Problem to solve -
Pull out from the material below all lines with "Strom".

Data provided -
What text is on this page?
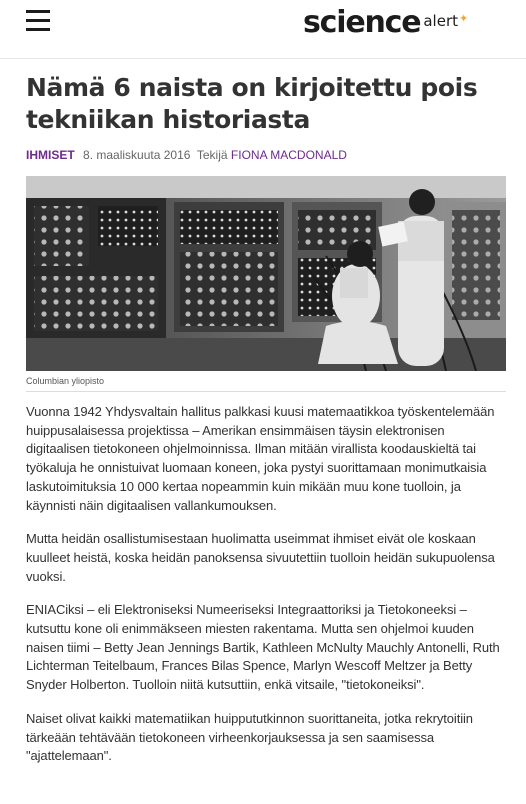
science alert ✦
Nämä 6 naista on kirjoitettu pois tekniikan historiasta
IHMISET 8. maaliskuuta 2016 Tekijä FIONA MACDONALD
Columbian yliopisto

Vuonna 1942 Yhdysvaltain hallitus palkkasi kuusi matemaatikkoa työskentelemään huippusalaisessa projektissa – Amerikan ensimmäisen täysin elektronisen digitaalisen tietokoneen ohjelmoinnissa. Ilman mitään virallista koodauskieltä tai työkaluja he onnistuivat luomaan koneen, joka pystyi suorittamaan monimutkaisia laskutoimituksia 10 000 kertaa nopeammin kuin mikään muu kone tuolloin, ja käynnisti näin digitaalisen vallankumouksen.

Mutta heidän osallistumisestaan huolimatta useimmat ihmiset eivät ole koskaan kuulleet heistä, koska heidän panoksensa sivuutettiin tuolloin heidän sukupuolensa vuoksi.

ENIACiksi – eli Elektroniseksi Numeeriseksi Integraattoriksi ja Tietokoneeksi – kutsuttu kone oli enimmäkseen miesten rakentama. Mutta sen ohjelmoi kuuden naisen tiimi – Betty Jean Jennings Bartik, Kathleen McNulty Mauchly Antonelli, Ruth Lichterman Teitelbaum, Frances Bilas Spence, Marlyn Wescoff Meltzer ja Betty Snyder Holberton. Tuolloin niitä kutsuttiin, enkä vitsaile, "tietokoneiksi".

Naiset olivat kaikki matematiikan huippututkinnon suorittaneita, jotka rekrytoitiin tärkeään tehtävään tietokoneen virheenkorjauksessa ja sen saamisessa "ajattelemaan".
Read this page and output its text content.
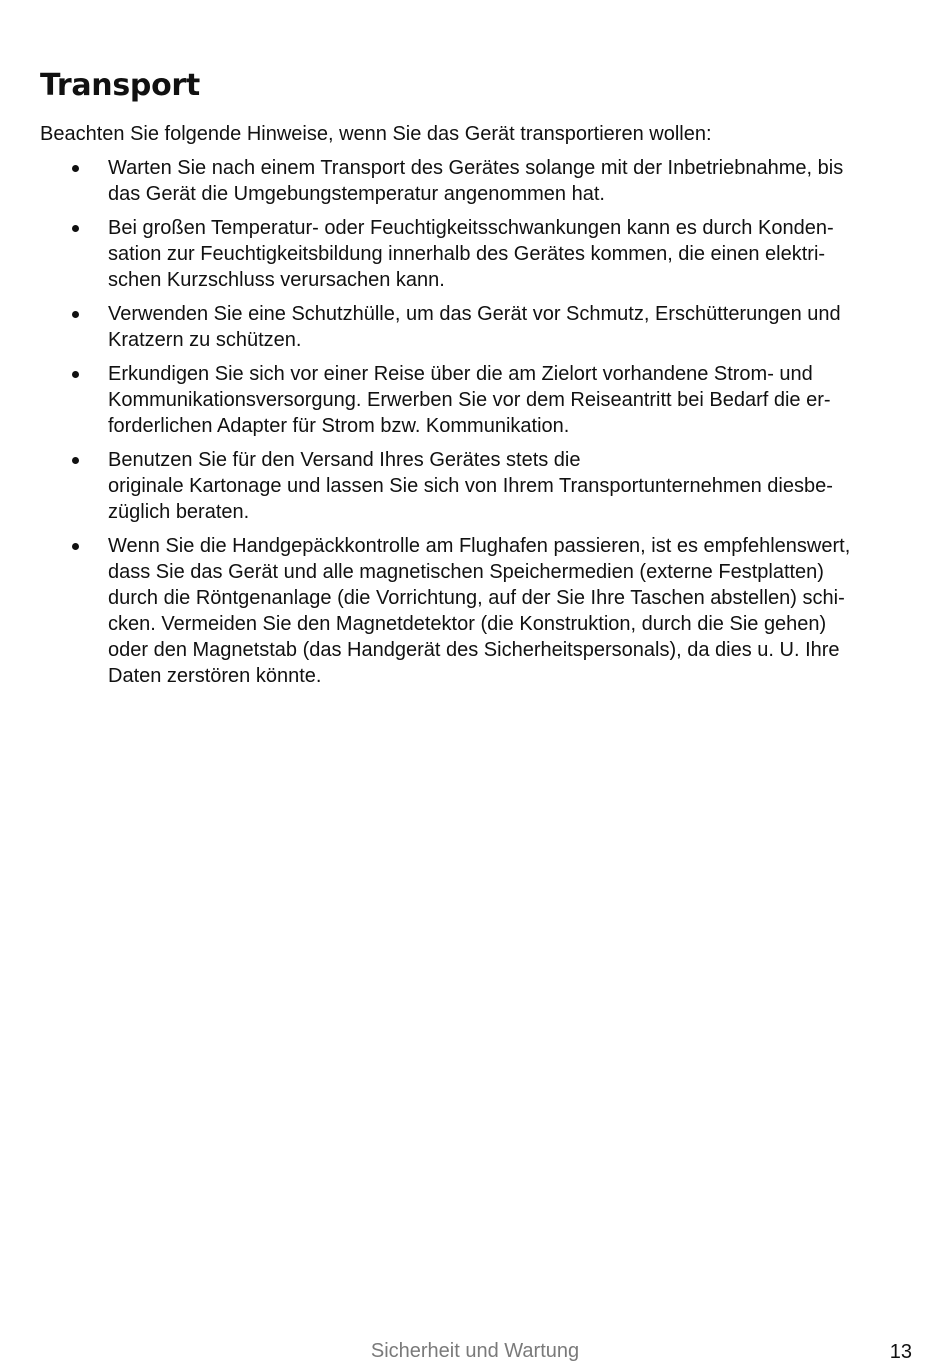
Transport

Beachten Sie folgende Hinweise, wenn Sie das Gerät transportieren wollen:

Warten Sie nach einem Transport des Gerätes solange mit der Inbetriebnahme, bis
das Gerät die Umgebungstemperatur angenommen hat.
Bei großen Temperatur- oder Feuchtigkeitsschwankungen kann es durch Konden-
sation zur Feuchtigkeitsbildung innerhalb des Gerätes kommen, die einen elektri-
schen Kurzschluss verursachen kann.
Verwenden Sie eine Schutzhülle, um das Gerät vor Schmutz, Erschütterungen und
Kratzern zu schützen.
Erkundigen Sie sich vor einer Reise über die am Zielort vorhandene Strom- und
Kommunikationsversorgung. Erwerben Sie vor dem Reiseantritt bei Bedarf die er-
forderlichen Adapter für Strom bzw. Kommunikation.
Benutzen Sie für den Versand Ihres Gerätes stets die
originale Kartonage und lassen Sie sich von Ihrem Transportunternehmen diesbe-
züglich beraten.
Wenn Sie die Handgepäckkontrolle am Flughafen passieren, ist es empfehlenswert,
dass Sie das Gerät und alle magnetischen Speichermedien (externe Festplatten)
durch die Röntgenanlage (die Vorrichtung, auf der Sie Ihre Taschen abstellen) schi-
cken. Vermeiden Sie den Magnetdetektor (die Konstruktion, durch die Sie gehen)
oder den Magnetstab (das Handgerät des Sicherheitspersonals), da dies u. U. Ihre
Daten zerstören könnte.
Sicherheit und Wartung	13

Solution -
Erkundigen Sie sich vor einer Reise über die am Zielort vorhandene Strom- und
forderlichen Adapter für Strom bzw. Kommunikation.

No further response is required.